- **REQUIREMENTS**:
**1.** Transcribe the idempotent-tasks excerpt between "# Check if already" and "stored = store_operation_result(operation=result)", inclusive.
**2.** Answer these from the idempotent-tasks excerpt:
(a) Which hashlib function does generate_idempotent_key use to build the key?
(b) What value does check_operation_exists return in its simulated lookup?
(c) What user_id is given in the input data for local execution?

- **SUPPLIED PASSAGE**:

50. Idempotent Tasks

Design tasks safe to re-run without side effects.

from dagy import flow, task
import hashlib

@task
def generate_idempotent_key(input_data: dict) -> str:
    """Generate deterministic key from input."""
    data_str = json.dumps(input_data, sort_keys=True)
    return hashlib.sha256(data_str.encode()).hexdigest()

@task
def execute_idempotent_operation(
    operation_id: str,
    operation_data: dict
) -> dict:
    """Execute operation with idempotency check."""
    # Simulated operation
    return {
        "operation_id": operation_id,
        "data": operation_data,
        "result": "processed",
        "timestamp": __import__("datetime").datetime.now().isoformat(),
    }

@task
def check_operation_exists(operation_id: str) -> bool:
    """Check if operation was already executed."""
    # Simulated database lookup
    return False  # Not executed yet

@task
def store_operation_result(operation: dict) -> str:
    """Store result for idempotency tracking."""
    return f"Operation {operation['operation_id']} stored"

@flow
def idempotent_flow(input_data: dict) -> dict:
    """Execute operation with idempotency guarantees."""
    import json

    operation_id = generate_idempotent_key(input_data=input_data)

    # Check if already executed
    exists = check_operation_exists(operation_id=operation_id)

    if exists:
        return {"status": "skipped", "reason": "already_executed", "operation_id": operation_id}

    # Execute and store
    result = execute_idempotent_operation(
        operation_id=operation_id,
        operation_data=input_data
    )
    stored = store_operation_result(operation=result)

    return {
        "operation_id": operation_id,
        "result": result,
        "storage": stored,
    }

# Local execution
if __name__ == "__main__":
    import json

    input_data = {"user_id": "usr_123", "action": "create_account"}
    result = idempotent_flow.run_local(input_data=input_data)
    print(result)

Key Concepts:

  • Deterministic operation keys
  • Duplicate detection
  • Safe re-execution

51. Resource-Intensive Flow

Configure flow for resource-intensive operations.

- **DATA ROWS**:

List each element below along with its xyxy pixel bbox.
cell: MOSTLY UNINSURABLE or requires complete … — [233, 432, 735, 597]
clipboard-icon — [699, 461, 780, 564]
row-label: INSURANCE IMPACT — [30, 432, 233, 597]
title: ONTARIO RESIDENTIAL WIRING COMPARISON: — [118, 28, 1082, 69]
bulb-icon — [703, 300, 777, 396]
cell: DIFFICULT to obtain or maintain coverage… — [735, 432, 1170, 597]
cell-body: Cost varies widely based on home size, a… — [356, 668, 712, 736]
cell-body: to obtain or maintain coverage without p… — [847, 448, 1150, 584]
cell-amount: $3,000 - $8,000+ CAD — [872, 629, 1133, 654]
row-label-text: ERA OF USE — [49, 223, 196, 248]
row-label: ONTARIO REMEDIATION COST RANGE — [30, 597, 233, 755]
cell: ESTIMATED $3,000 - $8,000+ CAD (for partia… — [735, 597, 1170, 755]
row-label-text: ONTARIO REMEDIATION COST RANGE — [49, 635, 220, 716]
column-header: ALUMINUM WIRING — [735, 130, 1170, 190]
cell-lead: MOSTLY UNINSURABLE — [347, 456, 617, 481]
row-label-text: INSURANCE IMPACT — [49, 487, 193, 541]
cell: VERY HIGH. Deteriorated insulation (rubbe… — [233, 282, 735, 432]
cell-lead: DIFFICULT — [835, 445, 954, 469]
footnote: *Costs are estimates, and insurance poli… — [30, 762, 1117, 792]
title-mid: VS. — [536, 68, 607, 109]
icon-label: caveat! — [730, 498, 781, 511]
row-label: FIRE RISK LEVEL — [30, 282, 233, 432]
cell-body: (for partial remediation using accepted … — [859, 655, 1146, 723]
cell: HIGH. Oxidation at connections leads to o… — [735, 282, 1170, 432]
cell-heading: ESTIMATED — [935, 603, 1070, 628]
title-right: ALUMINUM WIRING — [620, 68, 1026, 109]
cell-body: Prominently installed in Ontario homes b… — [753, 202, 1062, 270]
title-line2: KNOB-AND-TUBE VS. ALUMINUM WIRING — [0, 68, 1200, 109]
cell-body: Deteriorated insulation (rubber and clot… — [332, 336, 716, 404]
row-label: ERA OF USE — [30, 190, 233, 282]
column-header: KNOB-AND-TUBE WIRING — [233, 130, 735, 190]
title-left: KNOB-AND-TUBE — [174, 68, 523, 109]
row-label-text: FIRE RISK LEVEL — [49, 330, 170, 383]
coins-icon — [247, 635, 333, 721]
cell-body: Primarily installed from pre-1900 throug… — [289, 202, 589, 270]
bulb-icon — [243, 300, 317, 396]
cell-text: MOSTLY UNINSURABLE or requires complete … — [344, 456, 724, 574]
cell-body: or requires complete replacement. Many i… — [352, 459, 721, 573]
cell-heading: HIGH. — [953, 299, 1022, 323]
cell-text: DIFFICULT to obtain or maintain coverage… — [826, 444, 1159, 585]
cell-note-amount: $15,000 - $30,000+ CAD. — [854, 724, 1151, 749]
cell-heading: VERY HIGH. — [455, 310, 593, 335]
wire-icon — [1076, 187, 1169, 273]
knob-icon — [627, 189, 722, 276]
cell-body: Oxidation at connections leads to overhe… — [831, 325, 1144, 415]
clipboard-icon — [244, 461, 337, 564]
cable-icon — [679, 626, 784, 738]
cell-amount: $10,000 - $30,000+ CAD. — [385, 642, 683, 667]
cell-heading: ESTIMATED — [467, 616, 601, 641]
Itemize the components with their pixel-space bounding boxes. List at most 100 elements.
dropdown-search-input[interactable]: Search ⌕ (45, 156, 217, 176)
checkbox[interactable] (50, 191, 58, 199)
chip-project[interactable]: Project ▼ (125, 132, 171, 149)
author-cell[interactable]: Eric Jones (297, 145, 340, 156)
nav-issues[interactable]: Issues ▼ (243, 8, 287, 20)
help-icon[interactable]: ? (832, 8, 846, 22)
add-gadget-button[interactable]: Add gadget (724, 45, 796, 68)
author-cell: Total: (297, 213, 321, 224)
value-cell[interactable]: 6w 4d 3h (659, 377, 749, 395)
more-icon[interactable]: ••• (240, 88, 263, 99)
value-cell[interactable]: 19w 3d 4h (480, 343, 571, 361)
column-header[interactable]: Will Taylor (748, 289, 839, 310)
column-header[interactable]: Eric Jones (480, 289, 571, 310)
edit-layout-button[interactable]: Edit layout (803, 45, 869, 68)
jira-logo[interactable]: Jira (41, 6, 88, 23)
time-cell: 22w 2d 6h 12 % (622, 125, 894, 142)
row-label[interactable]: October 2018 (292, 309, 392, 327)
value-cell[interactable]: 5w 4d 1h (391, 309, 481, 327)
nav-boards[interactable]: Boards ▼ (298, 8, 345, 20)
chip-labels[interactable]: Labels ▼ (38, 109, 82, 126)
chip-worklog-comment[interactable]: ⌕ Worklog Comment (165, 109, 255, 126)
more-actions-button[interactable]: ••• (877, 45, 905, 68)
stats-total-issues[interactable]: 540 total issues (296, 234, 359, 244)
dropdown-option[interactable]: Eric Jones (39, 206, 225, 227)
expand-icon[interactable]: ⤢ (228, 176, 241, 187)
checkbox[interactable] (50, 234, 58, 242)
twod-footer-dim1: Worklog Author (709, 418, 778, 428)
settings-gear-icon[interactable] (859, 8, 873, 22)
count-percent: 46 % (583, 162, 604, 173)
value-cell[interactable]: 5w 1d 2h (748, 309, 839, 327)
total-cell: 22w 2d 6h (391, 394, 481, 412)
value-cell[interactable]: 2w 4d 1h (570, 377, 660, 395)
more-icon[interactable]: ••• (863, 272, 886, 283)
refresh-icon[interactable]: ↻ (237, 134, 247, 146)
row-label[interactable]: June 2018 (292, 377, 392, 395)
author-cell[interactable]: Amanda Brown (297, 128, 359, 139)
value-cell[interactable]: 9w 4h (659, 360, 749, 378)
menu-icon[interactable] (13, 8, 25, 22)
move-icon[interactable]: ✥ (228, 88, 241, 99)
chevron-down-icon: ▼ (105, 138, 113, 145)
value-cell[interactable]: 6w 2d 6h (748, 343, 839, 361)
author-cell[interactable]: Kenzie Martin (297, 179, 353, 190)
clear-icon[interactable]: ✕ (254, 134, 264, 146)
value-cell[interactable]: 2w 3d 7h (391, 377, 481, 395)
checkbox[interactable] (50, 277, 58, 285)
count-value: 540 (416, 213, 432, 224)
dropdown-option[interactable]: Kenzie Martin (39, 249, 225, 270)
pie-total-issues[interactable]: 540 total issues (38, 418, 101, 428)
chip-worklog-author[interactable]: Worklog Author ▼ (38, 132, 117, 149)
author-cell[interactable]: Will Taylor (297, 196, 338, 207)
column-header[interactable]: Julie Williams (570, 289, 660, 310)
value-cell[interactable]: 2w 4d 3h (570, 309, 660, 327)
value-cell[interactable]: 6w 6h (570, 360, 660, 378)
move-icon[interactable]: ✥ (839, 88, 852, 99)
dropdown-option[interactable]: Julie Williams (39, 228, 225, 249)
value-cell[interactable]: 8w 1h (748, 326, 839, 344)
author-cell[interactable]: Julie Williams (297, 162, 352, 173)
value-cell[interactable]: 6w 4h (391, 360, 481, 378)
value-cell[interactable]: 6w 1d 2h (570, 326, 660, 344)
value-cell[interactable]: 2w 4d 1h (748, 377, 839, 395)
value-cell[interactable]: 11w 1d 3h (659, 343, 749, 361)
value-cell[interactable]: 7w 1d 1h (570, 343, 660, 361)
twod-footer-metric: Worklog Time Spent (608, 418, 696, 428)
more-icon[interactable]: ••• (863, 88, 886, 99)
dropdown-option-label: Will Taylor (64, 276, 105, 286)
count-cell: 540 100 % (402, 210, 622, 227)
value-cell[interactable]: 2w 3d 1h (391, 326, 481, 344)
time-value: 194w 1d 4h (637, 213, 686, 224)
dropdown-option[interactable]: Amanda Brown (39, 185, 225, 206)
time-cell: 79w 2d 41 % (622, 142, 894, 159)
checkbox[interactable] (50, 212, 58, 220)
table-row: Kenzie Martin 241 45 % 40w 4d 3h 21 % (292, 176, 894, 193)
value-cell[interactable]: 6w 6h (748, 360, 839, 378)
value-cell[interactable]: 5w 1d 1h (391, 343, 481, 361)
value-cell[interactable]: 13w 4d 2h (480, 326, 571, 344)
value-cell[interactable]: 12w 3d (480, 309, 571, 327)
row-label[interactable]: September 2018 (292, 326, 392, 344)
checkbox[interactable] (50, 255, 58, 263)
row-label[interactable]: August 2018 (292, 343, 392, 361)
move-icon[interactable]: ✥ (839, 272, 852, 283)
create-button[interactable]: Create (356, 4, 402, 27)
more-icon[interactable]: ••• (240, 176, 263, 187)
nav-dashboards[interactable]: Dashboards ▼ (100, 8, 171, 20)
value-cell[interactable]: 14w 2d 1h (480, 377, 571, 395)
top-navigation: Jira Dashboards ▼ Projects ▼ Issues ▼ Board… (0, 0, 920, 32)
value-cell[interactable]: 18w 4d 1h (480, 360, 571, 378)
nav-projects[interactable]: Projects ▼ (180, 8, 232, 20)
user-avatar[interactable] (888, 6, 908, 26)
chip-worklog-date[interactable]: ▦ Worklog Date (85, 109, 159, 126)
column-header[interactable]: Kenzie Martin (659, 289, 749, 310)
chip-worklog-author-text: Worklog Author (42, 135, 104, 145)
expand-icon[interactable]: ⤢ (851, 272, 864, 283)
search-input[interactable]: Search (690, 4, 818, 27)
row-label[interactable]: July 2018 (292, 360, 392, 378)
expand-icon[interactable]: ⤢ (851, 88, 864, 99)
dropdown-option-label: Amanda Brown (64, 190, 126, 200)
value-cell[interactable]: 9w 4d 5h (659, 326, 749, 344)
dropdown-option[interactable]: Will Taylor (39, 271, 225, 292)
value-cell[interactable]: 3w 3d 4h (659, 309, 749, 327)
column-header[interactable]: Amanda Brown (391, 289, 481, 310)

- **SOLUTION LIST**:
**1.**
# Check if already executed
    exists = check_operation_exists(operation_id=operation_id)

    if exists:
        return {"status": "skipped", "reason": "already_executed", "operation_id": operation_id}

    # Execute and store
    result = execute_idempotent_operation(
        operation_id=operation_id,
        operation_data=input_data
    )
    stored = store_operation_result(operation=result)

**2.**
(a) sha256
(b) False
(c) usr_123